— Problem requirements —
State how many lines of the records below contain the word "egenskaper", giving the number and nothing else.

Content starts

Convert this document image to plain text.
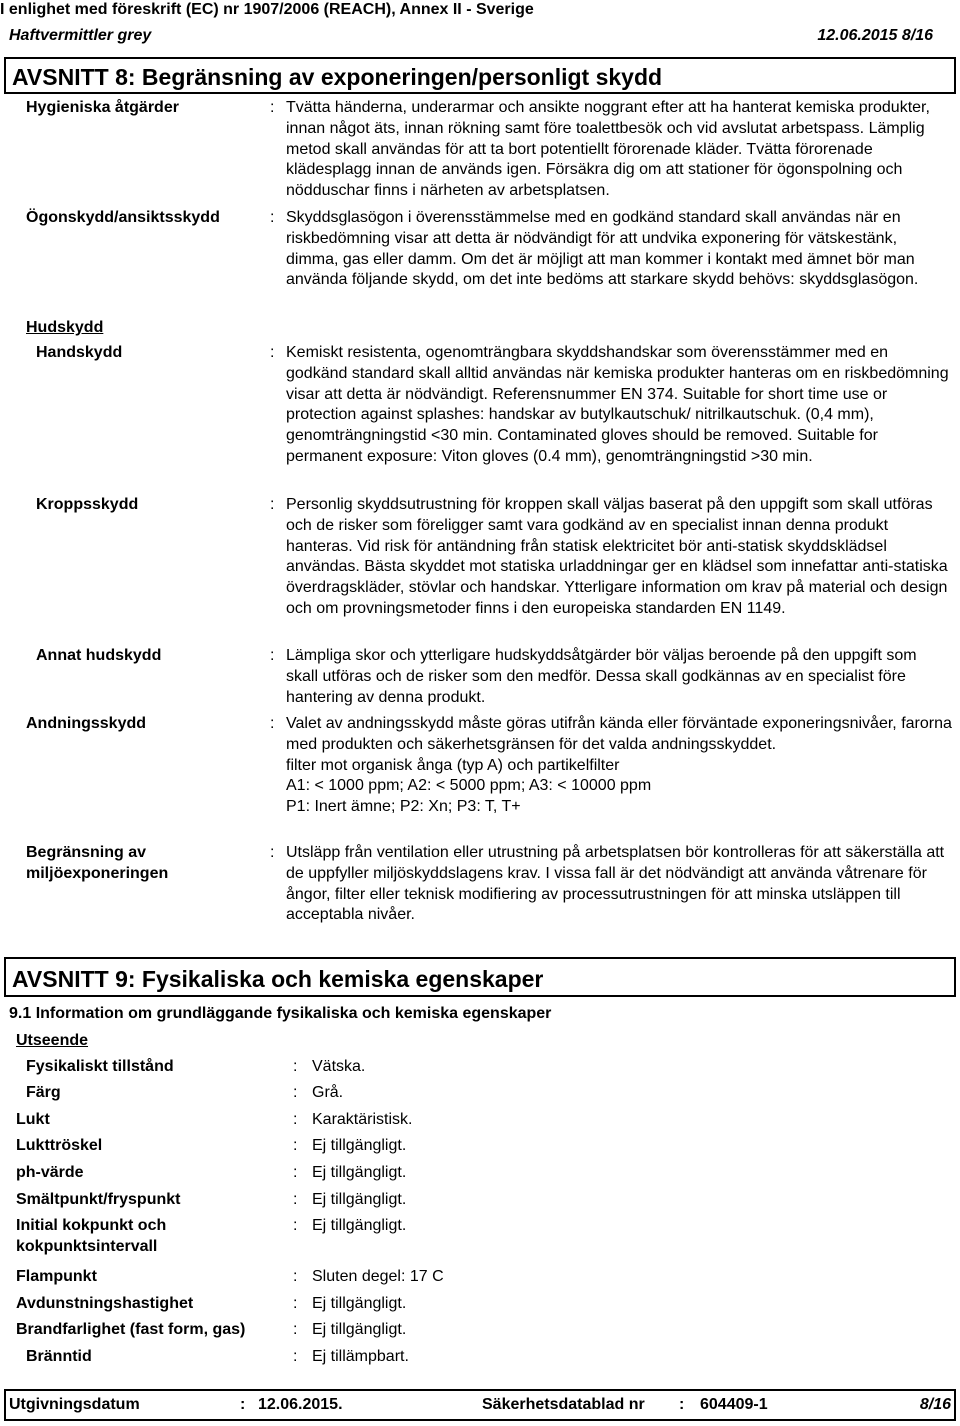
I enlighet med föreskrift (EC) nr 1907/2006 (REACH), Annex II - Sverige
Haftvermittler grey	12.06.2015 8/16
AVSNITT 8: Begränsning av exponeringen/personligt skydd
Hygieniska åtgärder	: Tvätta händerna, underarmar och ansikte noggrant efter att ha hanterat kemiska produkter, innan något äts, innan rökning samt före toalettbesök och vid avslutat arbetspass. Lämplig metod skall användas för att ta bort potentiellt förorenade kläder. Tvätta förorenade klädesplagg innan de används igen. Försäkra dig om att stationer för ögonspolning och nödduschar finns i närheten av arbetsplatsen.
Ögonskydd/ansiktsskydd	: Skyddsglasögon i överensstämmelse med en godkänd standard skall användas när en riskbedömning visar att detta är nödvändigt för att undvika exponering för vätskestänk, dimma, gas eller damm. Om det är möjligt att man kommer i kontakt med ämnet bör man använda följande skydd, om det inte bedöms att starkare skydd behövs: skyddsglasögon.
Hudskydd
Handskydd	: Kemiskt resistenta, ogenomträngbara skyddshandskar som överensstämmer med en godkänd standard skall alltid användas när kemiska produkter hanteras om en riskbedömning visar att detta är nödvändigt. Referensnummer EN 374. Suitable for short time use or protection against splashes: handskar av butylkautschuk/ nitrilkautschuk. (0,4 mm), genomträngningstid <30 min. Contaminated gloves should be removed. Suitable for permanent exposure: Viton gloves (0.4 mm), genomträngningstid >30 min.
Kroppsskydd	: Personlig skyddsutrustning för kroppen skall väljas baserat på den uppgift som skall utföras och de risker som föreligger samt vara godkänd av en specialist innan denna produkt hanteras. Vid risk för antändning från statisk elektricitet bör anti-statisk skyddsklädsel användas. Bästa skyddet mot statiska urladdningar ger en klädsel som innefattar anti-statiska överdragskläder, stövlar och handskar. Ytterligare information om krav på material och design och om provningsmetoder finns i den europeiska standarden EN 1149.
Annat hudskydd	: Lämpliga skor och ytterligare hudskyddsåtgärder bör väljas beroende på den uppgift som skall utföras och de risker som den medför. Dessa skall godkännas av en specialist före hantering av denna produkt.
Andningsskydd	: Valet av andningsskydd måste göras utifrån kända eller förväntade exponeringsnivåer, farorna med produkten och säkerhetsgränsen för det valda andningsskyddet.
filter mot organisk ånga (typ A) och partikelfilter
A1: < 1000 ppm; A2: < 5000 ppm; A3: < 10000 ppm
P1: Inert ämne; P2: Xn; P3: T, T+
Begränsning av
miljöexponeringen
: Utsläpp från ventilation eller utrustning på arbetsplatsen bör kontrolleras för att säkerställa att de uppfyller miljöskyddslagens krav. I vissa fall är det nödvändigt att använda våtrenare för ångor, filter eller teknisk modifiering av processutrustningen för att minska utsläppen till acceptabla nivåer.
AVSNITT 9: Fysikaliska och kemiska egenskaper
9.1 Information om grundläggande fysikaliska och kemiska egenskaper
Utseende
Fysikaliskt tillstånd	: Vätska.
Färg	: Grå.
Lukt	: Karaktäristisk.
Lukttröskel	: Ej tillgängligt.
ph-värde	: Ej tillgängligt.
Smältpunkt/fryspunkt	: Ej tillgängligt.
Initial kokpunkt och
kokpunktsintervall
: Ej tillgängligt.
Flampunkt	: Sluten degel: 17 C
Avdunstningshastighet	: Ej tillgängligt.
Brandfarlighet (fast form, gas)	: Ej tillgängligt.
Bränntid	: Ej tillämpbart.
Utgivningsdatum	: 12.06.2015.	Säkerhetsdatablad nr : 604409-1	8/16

Content ends

— Answer space —
2